[Begin MATERIAL SHOWN]

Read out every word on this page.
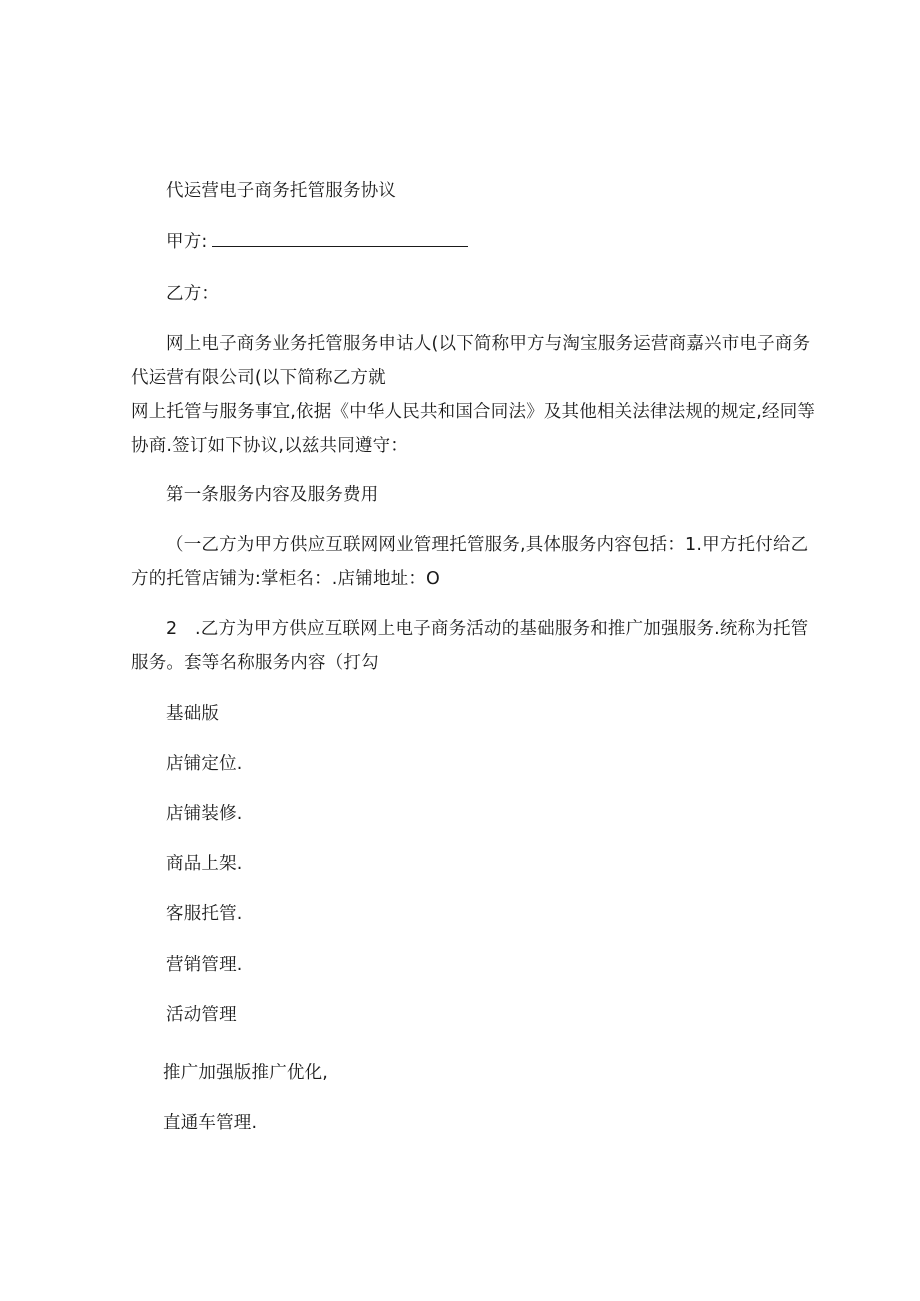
代运营电子商务托管服务协议
甲方:
乙方：
网上电子商务业务托管服务申诂人(以下简称甲方与淘宝服务运营商嘉兴市电子商务
代运营有限公司(以下简称乙方就
网上托管与服务事宜,依据《中华人民共和国合同法》及其他相关法律法规的规定,经同等
协商.签订如下协议,以兹共同遵守：
第一条服务内容及服务费用
（一乙方为甲方供应互联网网业管理托管服务,具体服务内容包括：1.甲方托付给乙
方的托管店铺为:掌柜名：.店铺地址：O
2　.乙方为甲方供应互联网上电子商务活动的基础服务和推广加强服务.统称为托管
服务。套等名称服务内容（打勾
基础版
店铺定位.
店铺装修.
商品上架.
客服托管.
营销管理.
活动管理
推广加强版推广优化,
直通车管理.
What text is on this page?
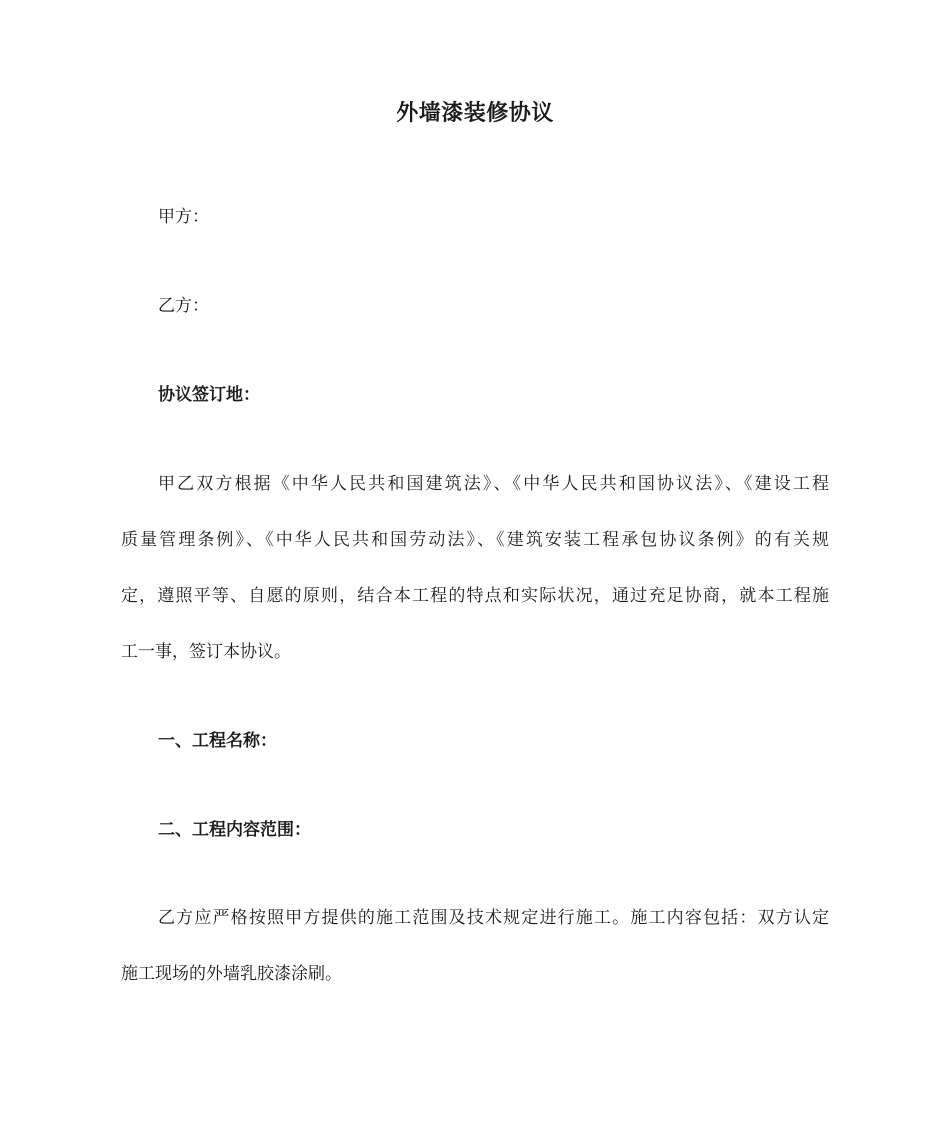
外墙漆装修协议
甲方：
乙方：
协议签订地：
甲乙双方根据《中华人民共和国建筑法》、《中华人民共和国协议法》、《建设工程
质量管理条例》、《中华人民共和国劳动法》、《建筑安装工程承包协议条例》的有关规
定，遵照平等、自愿的原则，结合本工程的特点和实际状况，通过充足协商，就本工程施
工一事，签订本协议。
一、工程名称：
二、工程内容范围：
乙方应严格按照甲方提供的施工范围及技术规定进行施工。施工内容包括：双方认定
施工现场的外墙乳胶漆涂刷。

[End MATERIAL SHOWN]

WHAT THIS TASK INVOLVES:
Read through the data and copy every line where "page" shows up.

OUTPUT FOR THIS TASK:
Read out every word on this page.
What text is on this page?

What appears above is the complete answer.